— Start RECORDS TO USE —

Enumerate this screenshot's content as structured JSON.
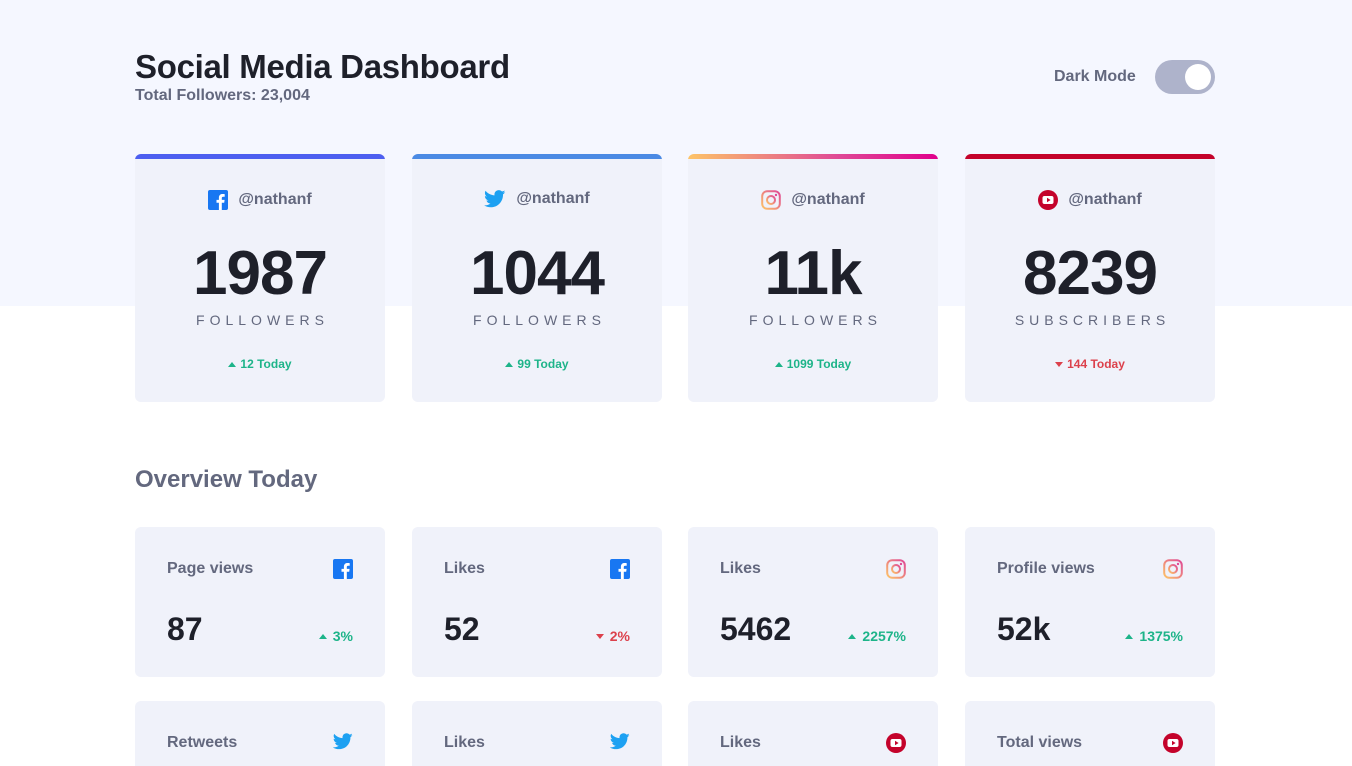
{
  "header": {
    "title": "Social Media Dashboard",
    "total_followers": "Total Followers: 23,004",
    "dark_mode_label": "Dark Mode"
  },
  "colors": {
    "facebook": "#1877f2",
    "twitter": "#1da1f2",
    "youtube": "#c4032b",
    "positive": "#1db489",
    "negative": "#dc414c"
  },
  "follower_cards": [
    {
      "platform": "facebook",
      "handle": "@nathanf",
      "count": "1987",
      "unit": "FOLLOWERS",
      "delta": "12 Today",
      "trend": "up"
    },
    {
      "platform": "twitter",
      "handle": "@nathanf",
      "count": "1044",
      "unit": "FOLLOWERS",
      "delta": "99 Today",
      "trend": "up"
    },
    {
      "platform": "instagram",
      "handle": "@nathanf",
      "count": "11k",
      "unit": "FOLLOWERS",
      "delta": "1099 Today",
      "trend": "up"
    },
    {
      "platform": "youtube",
      "handle": "@nathanf",
      "count": "8239",
      "unit": "SUBSCRIBERS",
      "delta": "144 Today",
      "trend": "down"
    }
  ],
  "overview": {
    "title": "Overview Today",
    "cards": [
      {
        "metric": "Page views",
        "platform": "facebook",
        "value": "87",
        "percent": "3%",
        "trend": "up"
      },
      {
        "metric": "Likes",
        "platform": "facebook",
        "value": "52",
        "percent": "2%",
        "trend": "down"
      },
      {
        "metric": "Likes",
        "platform": "instagram",
        "value": "5462",
        "percent": "2257%",
        "trend": "up"
      },
      {
        "metric": "Profile views",
        "platform": "instagram",
        "value": "52k",
        "percent": "1375%",
        "trend": "up"
      },
      {
        "metric": "Retweets",
        "platform": "twitter"
      },
      {
        "metric": "Likes",
        "platform": "twitter"
      },
      {
        "metric": "Likes",
        "platform": "youtube"
      },
      {
        "metric": "Total views",
        "platform": "youtube"
      }
    ]
  }
}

— End RECORDS TO USE —

▸ **WHAT TO WORK ON**:
Which lines include the word "delta"? Copy every one of them.

▸ **TASK RESULT**:
      "delta": "12 Today",
      "delta": "99 Today",
      "delta": "1099 Today",
      "delta": "144 Today",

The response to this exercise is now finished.